Thus, most corporate PCs are safe and won’t receive Windows 10 automatically. However, in many corporate networks, computers exist that are not domain-joined for some reason and are then usually updated through Windows Update. In those cases, you have to take necessary precautions to ascertain that Windows 7 or Windows 8.1 won’t be upgraded to Windows 10.
Blocking Windows 10 with Group Policy ^
Microsoft published a lengthy article about the topic that also explains how to deal with the Get Windows 10 app. The main point is the new Group Policy setting that came with KB3035583 that is supposed to block the upgrade process to Windows:
Turn off the upgrade to the latest version of Windows through Windows Update in Computer Configuration > Administrative Templates > Windows Components > Windows Update
Because we are talking about computers here that are not Active Directory domain members, you have to launch the local Group Policy editor (press WIN+R and then type gpedit.msc).
“Turn off the upgrade to the latest version of Windows through Windows Update” policy
If you are running the Home edition, you will need to edit the registry. Navigate to HKEY_LOCAL_MACHINE > SOFTWARE > Policies > Microsoft > Windows > WindowsUpdate, add the DWORD value DisableOSUpgrade, and set it to 1.
However, reports exist that this policy does not always work reliably. Actually, during my tests, I noticed that the registry setting that actually controls the upgrade to Windows 10 was unaffected by this policy and Windows Update still offered me the Windows 10 upgrade.

● Supplied entries
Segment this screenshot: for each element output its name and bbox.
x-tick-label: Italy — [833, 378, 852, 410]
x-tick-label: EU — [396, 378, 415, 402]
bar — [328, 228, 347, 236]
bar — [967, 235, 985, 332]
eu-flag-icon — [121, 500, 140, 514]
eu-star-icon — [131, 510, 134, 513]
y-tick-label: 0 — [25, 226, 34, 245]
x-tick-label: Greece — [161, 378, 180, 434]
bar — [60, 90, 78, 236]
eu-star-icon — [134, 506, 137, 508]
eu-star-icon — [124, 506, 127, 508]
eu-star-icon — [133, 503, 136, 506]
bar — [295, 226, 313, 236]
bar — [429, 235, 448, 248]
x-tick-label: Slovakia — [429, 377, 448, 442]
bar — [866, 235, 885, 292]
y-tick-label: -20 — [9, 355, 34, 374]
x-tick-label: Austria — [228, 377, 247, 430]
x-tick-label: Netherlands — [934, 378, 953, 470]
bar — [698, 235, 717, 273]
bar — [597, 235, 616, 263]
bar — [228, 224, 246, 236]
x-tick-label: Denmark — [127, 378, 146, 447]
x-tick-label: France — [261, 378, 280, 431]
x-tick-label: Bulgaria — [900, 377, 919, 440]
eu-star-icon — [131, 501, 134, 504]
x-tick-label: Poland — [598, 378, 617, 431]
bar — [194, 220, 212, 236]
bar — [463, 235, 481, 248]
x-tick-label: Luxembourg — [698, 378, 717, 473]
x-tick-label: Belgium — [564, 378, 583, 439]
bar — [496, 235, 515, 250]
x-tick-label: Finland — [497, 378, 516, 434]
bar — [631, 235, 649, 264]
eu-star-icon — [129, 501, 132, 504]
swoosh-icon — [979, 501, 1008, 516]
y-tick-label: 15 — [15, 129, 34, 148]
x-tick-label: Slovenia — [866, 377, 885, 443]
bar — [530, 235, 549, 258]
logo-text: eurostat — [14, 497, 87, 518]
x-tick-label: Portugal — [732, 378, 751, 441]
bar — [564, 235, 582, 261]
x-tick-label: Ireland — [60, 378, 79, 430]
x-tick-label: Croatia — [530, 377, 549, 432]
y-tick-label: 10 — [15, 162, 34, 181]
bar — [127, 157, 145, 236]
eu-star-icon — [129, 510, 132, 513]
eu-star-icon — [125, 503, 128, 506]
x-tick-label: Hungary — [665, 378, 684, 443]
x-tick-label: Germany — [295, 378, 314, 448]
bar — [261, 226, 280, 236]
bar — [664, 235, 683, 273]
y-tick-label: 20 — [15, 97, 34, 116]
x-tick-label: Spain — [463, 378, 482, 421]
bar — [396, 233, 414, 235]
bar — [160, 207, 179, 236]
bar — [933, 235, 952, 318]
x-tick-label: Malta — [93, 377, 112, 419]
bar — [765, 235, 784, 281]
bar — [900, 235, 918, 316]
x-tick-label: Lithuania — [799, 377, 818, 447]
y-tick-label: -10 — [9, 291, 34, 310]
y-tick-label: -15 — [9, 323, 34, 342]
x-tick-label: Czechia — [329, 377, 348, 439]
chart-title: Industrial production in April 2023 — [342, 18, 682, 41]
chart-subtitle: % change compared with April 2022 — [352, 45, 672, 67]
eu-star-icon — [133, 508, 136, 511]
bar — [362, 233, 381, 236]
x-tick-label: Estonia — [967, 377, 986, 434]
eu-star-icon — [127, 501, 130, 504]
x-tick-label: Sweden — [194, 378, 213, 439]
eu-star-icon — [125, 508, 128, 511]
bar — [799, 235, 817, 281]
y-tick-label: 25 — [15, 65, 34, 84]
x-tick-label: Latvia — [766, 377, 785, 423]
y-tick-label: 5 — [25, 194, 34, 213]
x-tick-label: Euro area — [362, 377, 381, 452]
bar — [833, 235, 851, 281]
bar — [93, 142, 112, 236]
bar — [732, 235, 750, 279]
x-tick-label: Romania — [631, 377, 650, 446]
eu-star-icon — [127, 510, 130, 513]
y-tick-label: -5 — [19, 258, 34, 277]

● Work to complete
1. Do these statements agree with the text on blocking the Windows 10 upgrade? Answer yes or no for each, and quote the words from the text that decide it.
(a) On the Home edition, the block is set by editing the registry.
(b) The new Group Policy setting arrived with KB3035583.
(c) Computers that are not domain-joined are usually updated through WSUS.
2. Go on with the text on blocking the Windows 10 upgrade from the point where it ends.

● Answer list
1.
(a) Yes: "If you are running the Home edition, you will need to edit the registry."
(b) Yes: "the new Group Policy setting that came with KB3035583"
(c) No: "are then usually updated through Windows Update"

2.
Reserving upgrade to Windows 10
Blocking Windows 10 in the registry ^
Thus, I wouldn’t rely on this policy alone. The most interesting registry settings are located in HKEY_LOCAL_MACHINE > Software > Microsoft > Windows > CurrentVersion > WindowsUpdate > OSUpgrade. Five values exist: AllowOSUpgrade, KickoffDownload, KickoffSource, Refresh, and ReserverationsAllowed.
Most of those values speak for themselves. However, I am unsure what Refresh and KickoffSource mean. I guess the latter controls the start of the actual setup process, whereas Refresh lets Windows contact Windows Update to check for the availability of the Windows 10 upgrade. But these are really wild guesses. If you have better information, please let me know.
Anyway, to completely block upgrades to Windows 10, you should set all values to 0.
Disable upgrade to Windows 10 in the registry
In addition, you should disable the Get Windows 10 app by setting the DWORD value DisableGWX in HKEY_LOCAL_MACHINE > SOFTWARE > Policies > Microsoft > Windows > GWX to 1.
Disable Get Windows 10 app in the registry
After you change the registry settings, you should reboot the computer.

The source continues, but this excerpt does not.